◆ AIM:
Will you write out the data exactly, excluding every picture?

-*-*-

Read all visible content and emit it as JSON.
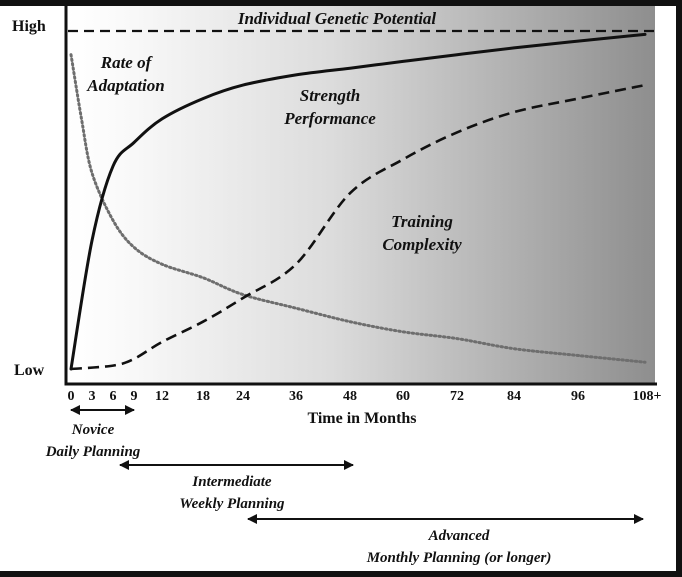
{
  "chart_data": {
    "type": "line",
    "title": "",
    "xlabel": "Time in Months",
    "ylabel": "",
    "x_ticks": [
      "0",
      "3",
      "6",
      "9",
      "12",
      "18",
      "24",
      "36",
      "48",
      "60",
      "72",
      "84",
      "96",
      "108+"
    ],
    "y_labels": {
      "high": "High",
      "low": "Low"
    },
    "ylim": [
      0,
      1
    ],
    "background": "gradient white-to-gray",
    "grid": false,
    "legend": "none",
    "series": [
      {
        "name": "Individual Genetic Potential",
        "style": "dashed",
        "label_lines": [
          "Individual Genetic Potential"
        ],
        "x_ticks": [
          0,
          13
        ],
        "values": [
          1.0,
          1.0
        ]
      },
      {
        "name": "Rate of Adaptation",
        "style": "dotted",
        "label_lines": [
          "Rate of",
          "Adaptation"
        ],
        "x_ticks": [
          0,
          0.5,
          1,
          2,
          3,
          4,
          5,
          6,
          7,
          8,
          9,
          10,
          11,
          12,
          13
        ],
        "values": [
          0.93,
          0.74,
          0.58,
          0.44,
          0.36,
          0.31,
          0.27,
          0.22,
          0.18,
          0.14,
          0.11,
          0.09,
          0.06,
          0.04,
          0.02
        ]
      },
      {
        "name": "Strength Performance",
        "style": "solid",
        "label_lines": [
          "Strength",
          "Performance"
        ],
        "x_ticks": [
          0,
          1,
          2,
          3,
          4,
          5,
          6,
          7,
          8,
          9,
          10,
          11,
          12,
          13
        ],
        "values": [
          0.0,
          0.38,
          0.6,
          0.67,
          0.74,
          0.8,
          0.84,
          0.87,
          0.89,
          0.91,
          0.93,
          0.95,
          0.97,
          0.99
        ]
      },
      {
        "name": "Training Complexity",
        "style": "dashed",
        "label_lines": [
          "Training",
          "Complexity"
        ],
        "x_ticks": [
          0,
          2,
          3,
          4,
          5,
          6,
          7,
          8,
          9,
          10,
          11,
          12,
          13
        ],
        "values": [
          0.0,
          0.01,
          0.03,
          0.08,
          0.14,
          0.21,
          0.31,
          0.52,
          0.62,
          0.7,
          0.76,
          0.8,
          0.84
        ]
      }
    ],
    "phases": [
      {
        "name": "Novice",
        "subtitle": "Daily Planning",
        "from_tick": 0,
        "to_tick": 3
      },
      {
        "name": "Intermediate",
        "subtitle": "Weekly Planning",
        "from_tick": 2,
        "to_tick": 8
      },
      {
        "name": "Advanced",
        "subtitle": "Monthly Planning (or longer)",
        "from_tick": 6,
        "to_tick": 13
      }
    ]
  }
}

-*-*-

◆ ANSWER FOR THIS EXERCISE:
Read all visible content and emit it as JSON.
{
  "chart_data": {
    "type": "line",
    "title": "",
    "xlabel": "Time in Months",
    "ylabel": "",
    "x_ticks": [
      "0",
      "3",
      "6",
      "9",
      "12",
      "18",
      "24",
      "36",
      "48",
      "60",
      "72",
      "84",
      "96",
      "108+"
    ],
    "y_labels": {
      "high": "High",
      "low": "Low"
    },
    "ylim": [
      0,
      1
    ],
    "background": "gradient white-to-gray",
    "grid": false,
    "legend": "none",
    "series": [
      {
        "name": "Individual Genetic Potential",
        "style": "dashed",
        "label_lines": [
          "Individual Genetic Potential"
        ],
        "x_ticks": [
          0,
          13
        ],
        "values": [
          1.0,
          1.0
        ]
      },
      {
        "name": "Rate of Adaptation",
        "style": "dotted",
        "label_lines": [
          "Rate of",
          "Adaptation"
        ],
        "x_ticks": [
          0,
          0.5,
          1,
          2,
          3,
          4,
          5,
          6,
          7,
          8,
          9,
          10,
          11,
          12,
          13
        ],
        "values": [
          0.93,
          0.74,
          0.58,
          0.44,
          0.36,
          0.31,
          0.27,
          0.22,
          0.18,
          0.14,
          0.11,
          0.09,
          0.06,
          0.04,
          0.02
        ]
      },
      {
        "name": "Strength Performance",
        "style": "solid",
        "label_lines": [
          "Strength",
          "Performance"
        ],
        "x_ticks": [
          0,
          1,
          2,
          3,
          4,
          5,
          6,
          7,
          8,
          9,
          10,
          11,
          12,
          13
        ],
        "values": [
          0.0,
          0.38,
          0.6,
          0.67,
          0.74,
          0.8,
          0.84,
          0.87,
          0.89,
          0.91,
          0.93,
          0.95,
          0.97,
          0.99
        ]
      },
      {
        "name": "Training Complexity",
        "style": "dashed",
        "label_lines": [
          "Training",
          "Complexity"
        ],
        "x_ticks": [
          0,
          2,
          3,
          4,
          5,
          6,
          7,
          8,
          9,
          10,
          11,
          12,
          13
        ],
        "values": [
          0.0,
          0.01,
          0.03,
          0.08,
          0.14,
          0.21,
          0.31,
          0.52,
          0.62,
          0.7,
          0.76,
          0.8,
          0.84
        ]
      }
    ],
    "phases": [
      {
        "name": "Novice",
        "subtitle": "Daily Planning",
        "from_tick": 0,
        "to_tick": 3
      },
      {
        "name": "Intermediate",
        "subtitle": "Weekly Planning",
        "from_tick": 2,
        "to_tick": 8
      },
      {
        "name": "Advanced",
        "subtitle": "Monthly Planning (or longer)",
        "from_tick": 6,
        "to_tick": 13
      }
    ]
  }
}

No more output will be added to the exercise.